* Objective:
Can you copy this listing below verbatim, reproducing every line of it?

-- START OF Available data --

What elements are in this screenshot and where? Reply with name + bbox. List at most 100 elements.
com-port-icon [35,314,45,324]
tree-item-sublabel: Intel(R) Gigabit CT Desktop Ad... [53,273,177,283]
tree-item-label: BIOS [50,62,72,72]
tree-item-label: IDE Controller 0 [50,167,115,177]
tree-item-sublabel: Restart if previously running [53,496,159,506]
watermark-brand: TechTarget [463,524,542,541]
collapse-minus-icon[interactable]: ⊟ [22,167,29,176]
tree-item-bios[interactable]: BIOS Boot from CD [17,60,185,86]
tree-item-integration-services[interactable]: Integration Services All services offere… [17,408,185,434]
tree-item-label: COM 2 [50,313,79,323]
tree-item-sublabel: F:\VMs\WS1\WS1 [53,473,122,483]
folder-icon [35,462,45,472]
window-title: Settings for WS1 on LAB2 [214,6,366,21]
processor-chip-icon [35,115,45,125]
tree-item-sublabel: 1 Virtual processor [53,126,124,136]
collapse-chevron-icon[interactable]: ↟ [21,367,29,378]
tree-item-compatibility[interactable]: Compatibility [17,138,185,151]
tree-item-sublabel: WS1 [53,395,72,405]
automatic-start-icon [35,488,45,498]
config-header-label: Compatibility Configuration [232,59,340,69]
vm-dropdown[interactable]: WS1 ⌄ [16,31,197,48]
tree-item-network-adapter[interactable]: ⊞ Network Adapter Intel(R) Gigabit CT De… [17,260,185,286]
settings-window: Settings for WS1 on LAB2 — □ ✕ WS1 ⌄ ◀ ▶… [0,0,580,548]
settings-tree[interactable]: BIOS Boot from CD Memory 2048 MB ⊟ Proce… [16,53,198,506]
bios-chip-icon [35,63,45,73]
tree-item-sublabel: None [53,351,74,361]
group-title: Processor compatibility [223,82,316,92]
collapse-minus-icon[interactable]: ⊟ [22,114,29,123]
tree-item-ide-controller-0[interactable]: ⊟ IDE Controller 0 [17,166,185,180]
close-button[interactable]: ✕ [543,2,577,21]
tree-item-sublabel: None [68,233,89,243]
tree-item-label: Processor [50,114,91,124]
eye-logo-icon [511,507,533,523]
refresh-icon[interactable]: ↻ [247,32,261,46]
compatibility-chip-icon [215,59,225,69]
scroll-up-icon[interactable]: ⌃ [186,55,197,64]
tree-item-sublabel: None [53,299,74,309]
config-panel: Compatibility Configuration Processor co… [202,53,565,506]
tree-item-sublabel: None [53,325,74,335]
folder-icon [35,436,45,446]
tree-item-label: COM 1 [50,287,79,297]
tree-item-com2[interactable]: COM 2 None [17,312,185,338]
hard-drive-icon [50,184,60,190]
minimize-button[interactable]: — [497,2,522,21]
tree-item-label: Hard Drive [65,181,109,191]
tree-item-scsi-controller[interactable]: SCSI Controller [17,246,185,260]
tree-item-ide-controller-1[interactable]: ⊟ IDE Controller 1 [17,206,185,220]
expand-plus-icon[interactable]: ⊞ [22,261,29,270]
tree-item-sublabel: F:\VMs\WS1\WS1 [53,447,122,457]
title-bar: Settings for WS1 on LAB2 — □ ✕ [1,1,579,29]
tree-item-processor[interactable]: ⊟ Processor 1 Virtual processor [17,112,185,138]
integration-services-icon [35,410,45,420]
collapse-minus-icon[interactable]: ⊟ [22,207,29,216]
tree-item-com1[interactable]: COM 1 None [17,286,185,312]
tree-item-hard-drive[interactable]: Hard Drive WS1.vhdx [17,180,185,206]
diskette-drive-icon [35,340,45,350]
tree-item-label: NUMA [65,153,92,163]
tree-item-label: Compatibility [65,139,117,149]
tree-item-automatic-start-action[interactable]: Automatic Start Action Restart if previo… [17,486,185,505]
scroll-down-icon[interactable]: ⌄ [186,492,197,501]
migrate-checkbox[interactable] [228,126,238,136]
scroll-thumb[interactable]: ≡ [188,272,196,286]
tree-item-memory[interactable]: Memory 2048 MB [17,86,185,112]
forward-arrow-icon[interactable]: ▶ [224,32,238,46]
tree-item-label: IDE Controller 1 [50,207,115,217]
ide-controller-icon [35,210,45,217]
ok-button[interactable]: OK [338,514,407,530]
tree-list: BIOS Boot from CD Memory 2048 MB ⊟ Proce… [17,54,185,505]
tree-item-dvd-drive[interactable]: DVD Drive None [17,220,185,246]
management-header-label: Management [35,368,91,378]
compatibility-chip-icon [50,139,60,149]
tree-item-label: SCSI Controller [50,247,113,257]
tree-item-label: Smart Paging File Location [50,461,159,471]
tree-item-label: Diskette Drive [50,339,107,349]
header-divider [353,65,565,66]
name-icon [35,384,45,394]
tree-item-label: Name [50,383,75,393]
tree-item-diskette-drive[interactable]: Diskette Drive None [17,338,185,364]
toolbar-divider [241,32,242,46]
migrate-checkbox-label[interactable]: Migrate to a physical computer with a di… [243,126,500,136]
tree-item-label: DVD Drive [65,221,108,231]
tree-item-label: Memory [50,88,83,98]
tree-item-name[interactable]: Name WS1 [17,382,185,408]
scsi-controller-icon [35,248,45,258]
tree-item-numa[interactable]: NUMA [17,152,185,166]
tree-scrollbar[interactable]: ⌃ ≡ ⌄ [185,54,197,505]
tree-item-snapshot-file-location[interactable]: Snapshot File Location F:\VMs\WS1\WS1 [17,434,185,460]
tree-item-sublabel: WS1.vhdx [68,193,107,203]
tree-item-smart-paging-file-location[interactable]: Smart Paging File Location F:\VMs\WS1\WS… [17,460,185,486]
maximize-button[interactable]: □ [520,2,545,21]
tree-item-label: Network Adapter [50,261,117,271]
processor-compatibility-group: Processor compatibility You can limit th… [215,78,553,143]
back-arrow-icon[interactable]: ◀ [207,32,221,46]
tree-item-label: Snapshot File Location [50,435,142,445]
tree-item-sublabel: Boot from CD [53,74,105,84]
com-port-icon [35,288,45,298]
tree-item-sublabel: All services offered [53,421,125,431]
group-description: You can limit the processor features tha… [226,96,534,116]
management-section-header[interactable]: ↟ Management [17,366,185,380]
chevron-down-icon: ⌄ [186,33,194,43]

-- END OF Available data --

* Response below:
What elements are in this screenshot and where? Reply with name + bbox. List at most 100 elements.
com-port-icon [35,314,45,324]
tree-item-sublabel: Intel(R) Gigabit CT Desktop Ad... [53,273,177,283]
tree-item-label: BIOS [50,62,72,72]
tree-item-label: IDE Controller 0 [50,167,115,177]
tree-item-sublabel: Restart if previously running [53,496,159,506]
watermark-brand: TechTarget [463,524,542,541]
collapse-minus-icon[interactable]: ⊟ [22,167,29,176]
tree-item-bios[interactable]: BIOS Boot from CD [17,60,185,86]
tree-item-integration-services[interactable]: Integration Services All services offere… [17,408,185,434]
tree-item-label: COM 2 [50,313,79,323]
tree-item-sublabel: F:\VMs\WS1\WS1 [53,473,122,483]
folder-icon [35,462,45,472]
window-title: Settings for WS1 on LAB2 [214,6,366,21]
processor-chip-icon [35,115,45,125]
tree-item-sublabel: 1 Virtual processor [53,126,124,136]
collapse-chevron-icon[interactable]: ↟ [21,367,29,378]
tree-item-compatibility[interactable]: Compatibility [17,138,185,151]
tree-item-sublabel: WS1 [53,395,72,405]
automatic-start-icon [35,488,45,498]
config-header-label: Compatibility Configuration [232,59,340,69]
vm-dropdown[interactable]: WS1 ⌄ [16,31,197,48]
tree-item-network-adapter[interactable]: ⊞ Network Adapter Intel(R) Gigabit CT De… [17,260,185,286]
settings-window: Settings for WS1 on LAB2 — □ ✕ WS1 ⌄ ◀ ▶… [0,0,580,548]
settings-tree[interactable]: BIOS Boot from CD Memory 2048 MB ⊟ Proce… [16,53,198,506]
bios-chip-icon [35,63,45,73]
tree-item-sublabel: None [53,351,74,361]
group-title: Processor compatibility [223,82,316,92]
collapse-minus-icon[interactable]: ⊟ [22,114,29,123]
tree-item-ide-controller-0[interactable]: ⊟ IDE Controller 0 [17,166,185,180]
close-button[interactable]: ✕ [543,2,577,21]
tree-item-sublabel: None [68,233,89,243]
tree-item-label: Processor [50,114,91,124]
eye-logo-icon [511,507,533,523]
refresh-icon[interactable]: ↻ [247,32,261,46]
compatibility-chip-icon [215,59,225,69]
scroll-up-icon[interactable]: ⌃ [186,55,197,64]
tree-item-sublabel: None [53,299,74,309]
config-panel: Compatibility Configuration Processor co… [202,53,565,506]
tree-item-sublabel: None [53,325,74,335]
folder-icon [35,436,45,446]
tree-item-label: COM 1 [50,287,79,297]
tree-item-com2[interactable]: COM 2 None [17,312,185,338]
hard-drive-icon [50,184,60,190]
minimize-button[interactable]: — [497,2,522,21]
tree-item-label: Hard Drive [65,181,109,191]
tree-item-scsi-controller[interactable]: SCSI Controller [17,246,185,260]
tree-item-ide-controller-1[interactable]: ⊟ IDE Controller 1 [17,206,185,220]
expand-plus-icon[interactable]: ⊞ [22,261,29,270]
tree-item-sublabel: F:\VMs\WS1\WS1 [53,447,122,457]
title-bar: Settings for WS1 on LAB2 — □ ✕ [1,1,579,29]
tree-item-processor[interactable]: ⊟ Processor 1 Virtual processor [17,112,185,138]
integration-services-icon [35,410,45,420]
collapse-minus-icon[interactable]: ⊟ [22,207,29,216]
tree-item-com1[interactable]: COM 1 None [17,286,185,312]
tree-item-hard-drive[interactable]: Hard Drive WS1.vhdx [17,180,185,206]
diskette-drive-icon [35,340,45,350]
tree-item-label: NUMA [65,153,92,163]
tree-item-label: Compatibility [65,139,117,149]
tree-item-automatic-start-action[interactable]: Automatic Start Action Restart if previo… [17,486,185,505]
scroll-down-icon[interactable]: ⌄ [186,492,197,501]
migrate-checkbox[interactable] [228,126,238,136]
scroll-thumb[interactable]: ≡ [188,272,196,286]
tree-item-memory[interactable]: Memory 2048 MB [17,86,185,112]
forward-arrow-icon[interactable]: ▶ [224,32,238,46]
tree-item-label: IDE Controller 1 [50,207,115,217]
ide-controller-icon [35,210,45,217]
ok-button[interactable]: OK [338,514,407,530]
tree-list: BIOS Boot from CD Memory 2048 MB ⊟ Proce… [17,54,185,505]
tree-item-dvd-drive[interactable]: DVD Drive None [17,220,185,246]
management-header-label: Management [35,368,91,378]
compatibility-chip-icon [50,139,60,149]
tree-item-label: SCSI Controller [50,247,113,257]
tree-item-label: Smart Paging File Location [50,461,159,471]
tree-item-label: Diskette Drive [50,339,107,349]
header-divider [353,65,565,66]
name-icon [35,384,45,394]
tree-item-label: Name [50,383,75,393]
tree-item-diskette-drive[interactable]: Diskette Drive None [17,338,185,364]
toolbar-divider [241,32,242,46]
migrate-checkbox-label[interactable]: Migrate to a physical computer with a di… [243,126,500,136]
tree-item-label: DVD Drive [65,221,108,231]
tree-item-label: Memory [50,88,83,98]
tree-item-name[interactable]: Name WS1 [17,382,185,408]
scsi-controller-icon [35,248,45,258]
tree-item-numa[interactable]: NUMA [17,152,185,166]
tree-scrollbar[interactable]: ⌃ ≡ ⌄ [185,54,197,505]
tree-item-snapshot-file-location[interactable]: Snapshot File Location F:\VMs\WS1\WS1 [17,434,185,460]
tree-item-sublabel: WS1.vhdx [68,193,107,203]
tree-item-smart-paging-file-location[interactable]: Smart Paging File Location F:\VMs\WS1\WS… [17,460,185,486]
maximize-button[interactable]: □ [520,2,545,21]
tree-item-label: Network Adapter [50,261,117,271]
processor-compatibility-group: Processor compatibility You can limit th… [215,78,553,143]
back-arrow-icon[interactable]: ◀ [207,32,221,46]
tree-item-label: Snapshot File Location [50,435,142,445]
tree-item-sublabel: Boot from CD [53,74,105,84]
com-port-icon [35,288,45,298]
tree-item-sublabel: All services offered [53,421,125,431]
group-description: You can limit the processor features tha… [226,96,534,116]
management-section-header[interactable]: ↟ Management [17,366,185,380]
chevron-down-icon: ⌄ [186,33,194,43]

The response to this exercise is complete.